------ INFORMATION PROVIDED ------

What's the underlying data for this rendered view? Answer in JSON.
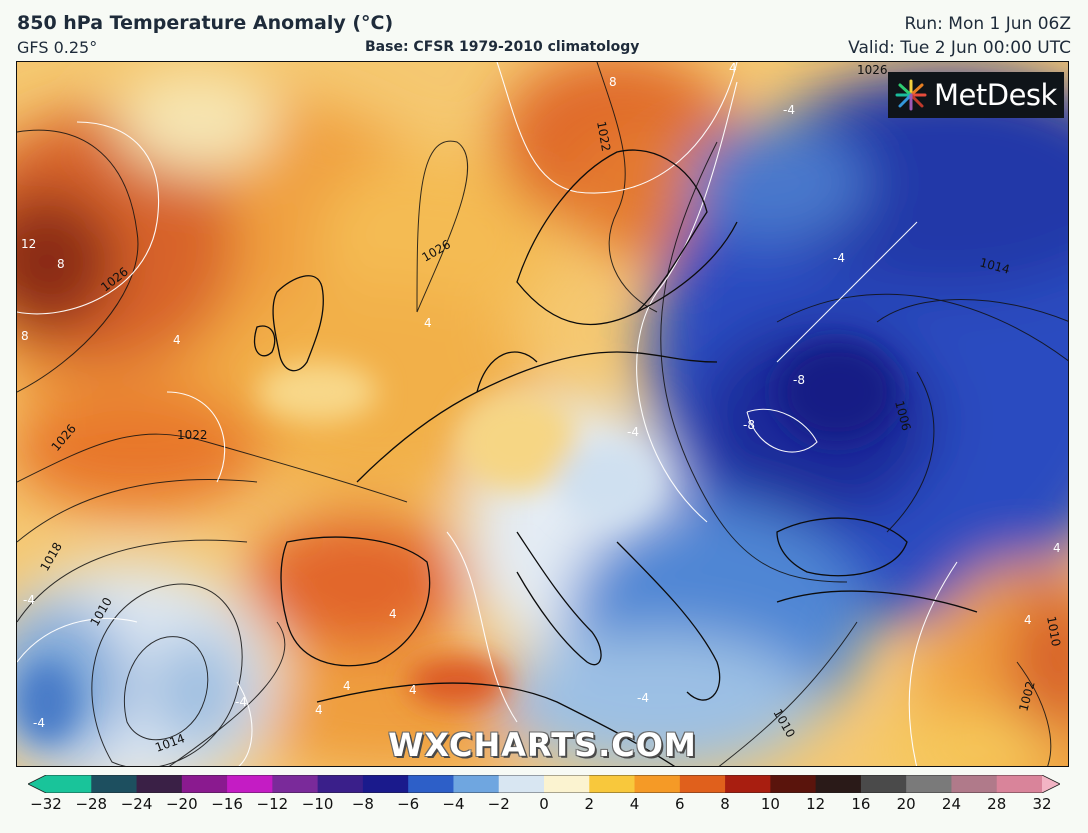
{
  "header": {
    "title": "850 hPa Temperature Anomaly (°C)",
    "model": "GFS 0.25°",
    "base": "Base: CFSR 1979-2010 climatology",
    "run": "Run: Mon 1 Jun 06Z",
    "valid": "Valid: Tue 2 Jun 00:00 UTC"
  },
  "branding": {
    "logo": "MetDesk",
    "watermark": "WXCHARTS.COM"
  },
  "map": {
    "anomaly_labels": [
      "12",
      "8",
      "8",
      "8",
      "4",
      "4",
      "4",
      "4",
      "4",
      "4",
      "4",
      "4",
      "4",
      "-4",
      "-4",
      "-4",
      "-4",
      "-4",
      "-4",
      "-4",
      "-8",
      "-8"
    ],
    "pressure_labels": [
      "1026",
      "1026",
      "1026",
      "1022",
      "1022",
      "1018",
      "1010",
      "1014",
      "1014",
      "1006",
      "1002",
      "1010",
      "1026",
      "1010"
    ]
  },
  "colorbar": {
    "ticks": [
      "−32",
      "−28",
      "−24",
      "−20",
      "−16",
      "−12",
      "−10",
      "−8",
      "−6",
      "−4",
      "−2",
      "0",
      "2",
      "4",
      "6",
      "8",
      "10",
      "12",
      "16",
      "20",
      "24",
      "28",
      "32"
    ],
    "colors": [
      "#19c49a",
      "#1d4f5f",
      "#3a2046",
      "#8a1a8f",
      "#c41cc4",
      "#7a2a9a",
      "#3a1f8a",
      "#1a1a8c",
      "#2d5fc8",
      "#6fa6e0",
      "#d8e6f2",
      "#fbf3d0",
      "#f8c83c",
      "#f59a26",
      "#e0601c",
      "#a81e10",
      "#5a140c",
      "#2a1a18",
      "#4a4a4a",
      "#7a7a7a",
      "#b07a8a",
      "#d9849a",
      "#f2b4c4"
    ]
  }
}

------

Quote every entry exactly, with the pictures omitted.

What's the underlying data for this rendered view? Answer in JSON.
{
  "header": {
    "title": "850 hPa Temperature Anomaly (°C)",
    "model": "GFS 0.25°",
    "base": "Base: CFSR 1979-2010 climatology",
    "run": "Run: Mon 1 Jun 06Z",
    "valid": "Valid: Tue 2 Jun 00:00 UTC"
  },
  "branding": {
    "logo": "MetDesk",
    "watermark": "WXCHARTS.COM"
  },
  "map": {
    "anomaly_labels": [
      "12",
      "8",
      "8",
      "8",
      "4",
      "4",
      "4",
      "4",
      "4",
      "4",
      "4",
      "4",
      "4",
      "-4",
      "-4",
      "-4",
      "-4",
      "-4",
      "-4",
      "-4",
      "-8",
      "-8"
    ],
    "pressure_labels": [
      "1026",
      "1026",
      "1026",
      "1022",
      "1022",
      "1018",
      "1010",
      "1014",
      "1014",
      "1006",
      "1002",
      "1010",
      "1026",
      "1010"
    ]
  },
  "colorbar": {
    "ticks": [
      "−32",
      "−28",
      "−24",
      "−20",
      "−16",
      "−12",
      "−10",
      "−8",
      "−6",
      "−4",
      "−2",
      "0",
      "2",
      "4",
      "6",
      "8",
      "10",
      "12",
      "16",
      "20",
      "24",
      "28",
      "32"
    ],
    "colors": [
      "#19c49a",
      "#1d4f5f",
      "#3a2046",
      "#8a1a8f",
      "#c41cc4",
      "#7a2a9a",
      "#3a1f8a",
      "#1a1a8c",
      "#2d5fc8",
      "#6fa6e0",
      "#d8e6f2",
      "#fbf3d0",
      "#f8c83c",
      "#f59a26",
      "#e0601c",
      "#a81e10",
      "#5a140c",
      "#2a1a18",
      "#4a4a4a",
      "#7a7a7a",
      "#b07a8a",
      "#d9849a",
      "#f2b4c4"
    ]
  }
}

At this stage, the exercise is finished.